Collection entries
=-=-=

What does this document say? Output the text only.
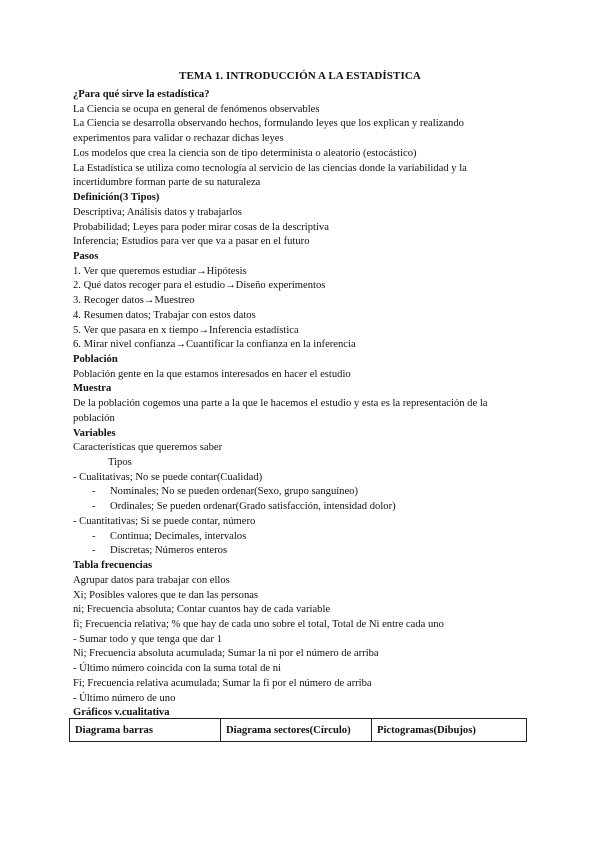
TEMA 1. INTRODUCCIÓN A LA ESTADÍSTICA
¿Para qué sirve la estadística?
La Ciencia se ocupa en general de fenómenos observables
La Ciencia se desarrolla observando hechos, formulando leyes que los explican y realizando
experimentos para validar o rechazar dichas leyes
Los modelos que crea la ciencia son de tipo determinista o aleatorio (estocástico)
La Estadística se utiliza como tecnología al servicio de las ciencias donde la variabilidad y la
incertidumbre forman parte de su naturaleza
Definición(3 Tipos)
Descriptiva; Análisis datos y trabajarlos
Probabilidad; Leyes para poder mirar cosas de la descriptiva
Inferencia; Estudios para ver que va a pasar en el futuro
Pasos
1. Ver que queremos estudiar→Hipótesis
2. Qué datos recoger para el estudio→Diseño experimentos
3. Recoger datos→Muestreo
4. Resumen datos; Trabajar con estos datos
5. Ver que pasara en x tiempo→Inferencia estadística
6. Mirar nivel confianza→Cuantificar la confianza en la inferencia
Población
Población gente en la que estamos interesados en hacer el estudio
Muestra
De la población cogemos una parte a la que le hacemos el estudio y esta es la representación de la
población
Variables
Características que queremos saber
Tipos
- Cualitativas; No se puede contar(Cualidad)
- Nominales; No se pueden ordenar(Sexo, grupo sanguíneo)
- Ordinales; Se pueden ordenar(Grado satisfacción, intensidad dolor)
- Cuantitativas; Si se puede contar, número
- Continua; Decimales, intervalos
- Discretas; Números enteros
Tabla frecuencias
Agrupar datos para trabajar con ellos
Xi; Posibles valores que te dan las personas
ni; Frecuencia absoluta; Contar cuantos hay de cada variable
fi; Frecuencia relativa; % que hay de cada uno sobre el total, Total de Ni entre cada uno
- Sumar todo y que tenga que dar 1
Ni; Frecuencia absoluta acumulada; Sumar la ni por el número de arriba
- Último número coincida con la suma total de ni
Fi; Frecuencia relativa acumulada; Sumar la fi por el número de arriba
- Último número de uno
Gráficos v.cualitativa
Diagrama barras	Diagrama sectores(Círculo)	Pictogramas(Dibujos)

=-=-=

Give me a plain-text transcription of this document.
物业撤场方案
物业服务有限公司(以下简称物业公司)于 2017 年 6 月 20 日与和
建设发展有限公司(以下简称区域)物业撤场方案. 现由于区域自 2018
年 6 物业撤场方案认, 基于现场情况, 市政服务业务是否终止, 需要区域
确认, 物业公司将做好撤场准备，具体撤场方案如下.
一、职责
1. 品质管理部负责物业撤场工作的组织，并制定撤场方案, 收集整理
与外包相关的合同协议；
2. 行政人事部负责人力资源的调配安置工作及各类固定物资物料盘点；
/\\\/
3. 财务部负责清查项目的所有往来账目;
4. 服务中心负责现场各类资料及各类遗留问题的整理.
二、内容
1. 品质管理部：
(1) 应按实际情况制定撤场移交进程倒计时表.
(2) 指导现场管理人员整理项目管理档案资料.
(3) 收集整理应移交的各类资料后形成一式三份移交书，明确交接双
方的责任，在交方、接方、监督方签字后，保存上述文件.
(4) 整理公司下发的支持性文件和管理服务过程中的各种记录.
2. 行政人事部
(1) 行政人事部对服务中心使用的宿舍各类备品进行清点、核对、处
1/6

=-=-=

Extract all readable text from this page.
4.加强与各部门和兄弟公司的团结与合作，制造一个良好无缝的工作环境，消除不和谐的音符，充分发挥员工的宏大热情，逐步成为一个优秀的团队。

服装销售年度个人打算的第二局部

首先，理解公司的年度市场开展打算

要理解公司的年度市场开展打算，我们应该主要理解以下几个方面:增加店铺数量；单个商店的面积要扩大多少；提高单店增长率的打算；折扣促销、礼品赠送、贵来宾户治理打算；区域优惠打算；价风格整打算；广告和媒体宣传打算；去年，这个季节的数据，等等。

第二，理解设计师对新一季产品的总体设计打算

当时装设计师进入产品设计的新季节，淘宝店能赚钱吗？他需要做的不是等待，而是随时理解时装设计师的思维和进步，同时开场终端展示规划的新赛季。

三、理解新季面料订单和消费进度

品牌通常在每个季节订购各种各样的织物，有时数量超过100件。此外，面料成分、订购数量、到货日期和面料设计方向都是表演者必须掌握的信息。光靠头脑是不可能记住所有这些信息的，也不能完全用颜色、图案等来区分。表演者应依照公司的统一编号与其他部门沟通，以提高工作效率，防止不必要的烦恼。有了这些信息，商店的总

=-=-=

Check each line of the records for the word "total", and show the lines that contain it.

**OUTPUT OF THE EXERCISE:**
fi; Frecuencia relativa; % que hay de cada uno sobre el total, Total de Ni entre cada uno
- Último número coincida con la suma total de ni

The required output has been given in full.